WHAT TO DO: Present each line of the entries below that holds the word "automático".

-- PROVIDED RECORDS start --

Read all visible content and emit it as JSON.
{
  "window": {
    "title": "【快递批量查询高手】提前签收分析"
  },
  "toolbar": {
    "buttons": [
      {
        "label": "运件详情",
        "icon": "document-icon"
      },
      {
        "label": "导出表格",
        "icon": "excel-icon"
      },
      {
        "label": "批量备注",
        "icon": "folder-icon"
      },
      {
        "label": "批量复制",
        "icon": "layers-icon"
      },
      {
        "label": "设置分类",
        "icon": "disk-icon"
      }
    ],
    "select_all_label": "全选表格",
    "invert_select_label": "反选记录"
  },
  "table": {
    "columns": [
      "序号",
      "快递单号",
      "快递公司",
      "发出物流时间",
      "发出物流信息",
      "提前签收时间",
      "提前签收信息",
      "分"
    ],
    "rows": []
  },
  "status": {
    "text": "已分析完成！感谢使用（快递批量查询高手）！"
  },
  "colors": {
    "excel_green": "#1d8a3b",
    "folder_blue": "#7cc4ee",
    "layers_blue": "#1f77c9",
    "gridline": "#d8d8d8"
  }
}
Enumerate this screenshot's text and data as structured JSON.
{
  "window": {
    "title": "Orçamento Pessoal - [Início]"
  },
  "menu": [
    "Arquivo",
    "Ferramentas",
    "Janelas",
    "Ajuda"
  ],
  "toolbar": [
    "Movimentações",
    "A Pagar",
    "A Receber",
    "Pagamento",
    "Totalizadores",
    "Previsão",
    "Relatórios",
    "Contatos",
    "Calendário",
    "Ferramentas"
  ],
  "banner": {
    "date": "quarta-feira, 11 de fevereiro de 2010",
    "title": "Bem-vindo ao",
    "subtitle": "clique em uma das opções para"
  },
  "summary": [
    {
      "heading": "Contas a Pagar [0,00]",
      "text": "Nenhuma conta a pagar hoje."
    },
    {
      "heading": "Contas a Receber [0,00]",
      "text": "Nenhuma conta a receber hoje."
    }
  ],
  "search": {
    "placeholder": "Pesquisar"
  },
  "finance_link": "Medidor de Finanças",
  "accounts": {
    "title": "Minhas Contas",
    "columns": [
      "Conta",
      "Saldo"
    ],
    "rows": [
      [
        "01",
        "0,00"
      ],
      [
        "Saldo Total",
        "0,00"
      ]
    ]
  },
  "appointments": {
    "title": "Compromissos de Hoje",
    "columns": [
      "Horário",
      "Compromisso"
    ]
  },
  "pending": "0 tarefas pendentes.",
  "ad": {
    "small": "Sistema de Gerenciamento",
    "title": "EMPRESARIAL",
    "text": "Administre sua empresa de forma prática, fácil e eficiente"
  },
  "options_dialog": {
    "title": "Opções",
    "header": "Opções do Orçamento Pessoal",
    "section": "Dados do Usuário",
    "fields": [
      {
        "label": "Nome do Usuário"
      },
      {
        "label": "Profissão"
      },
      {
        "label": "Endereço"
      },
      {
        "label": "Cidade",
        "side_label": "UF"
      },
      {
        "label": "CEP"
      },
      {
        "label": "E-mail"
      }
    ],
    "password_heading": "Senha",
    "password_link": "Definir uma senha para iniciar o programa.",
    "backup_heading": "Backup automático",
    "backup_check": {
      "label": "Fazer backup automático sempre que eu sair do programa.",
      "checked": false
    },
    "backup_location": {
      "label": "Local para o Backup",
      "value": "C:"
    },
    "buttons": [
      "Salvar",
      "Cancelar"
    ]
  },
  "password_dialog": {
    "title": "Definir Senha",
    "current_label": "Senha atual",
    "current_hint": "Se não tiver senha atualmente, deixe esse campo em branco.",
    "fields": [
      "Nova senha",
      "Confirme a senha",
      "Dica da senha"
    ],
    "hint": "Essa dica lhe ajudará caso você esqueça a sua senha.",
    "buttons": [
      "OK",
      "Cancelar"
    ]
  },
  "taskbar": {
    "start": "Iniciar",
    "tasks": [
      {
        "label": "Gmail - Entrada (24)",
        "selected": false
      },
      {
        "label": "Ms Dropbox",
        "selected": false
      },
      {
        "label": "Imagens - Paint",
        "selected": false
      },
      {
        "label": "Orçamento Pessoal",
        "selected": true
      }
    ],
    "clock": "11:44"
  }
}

-- PROVIDED RECORDS end --

SOLUTION TO THIS EXERCISE:
    "backup_heading": "Backup automático",
      "label": "Fazer backup automático sempre que eu sair do programa.",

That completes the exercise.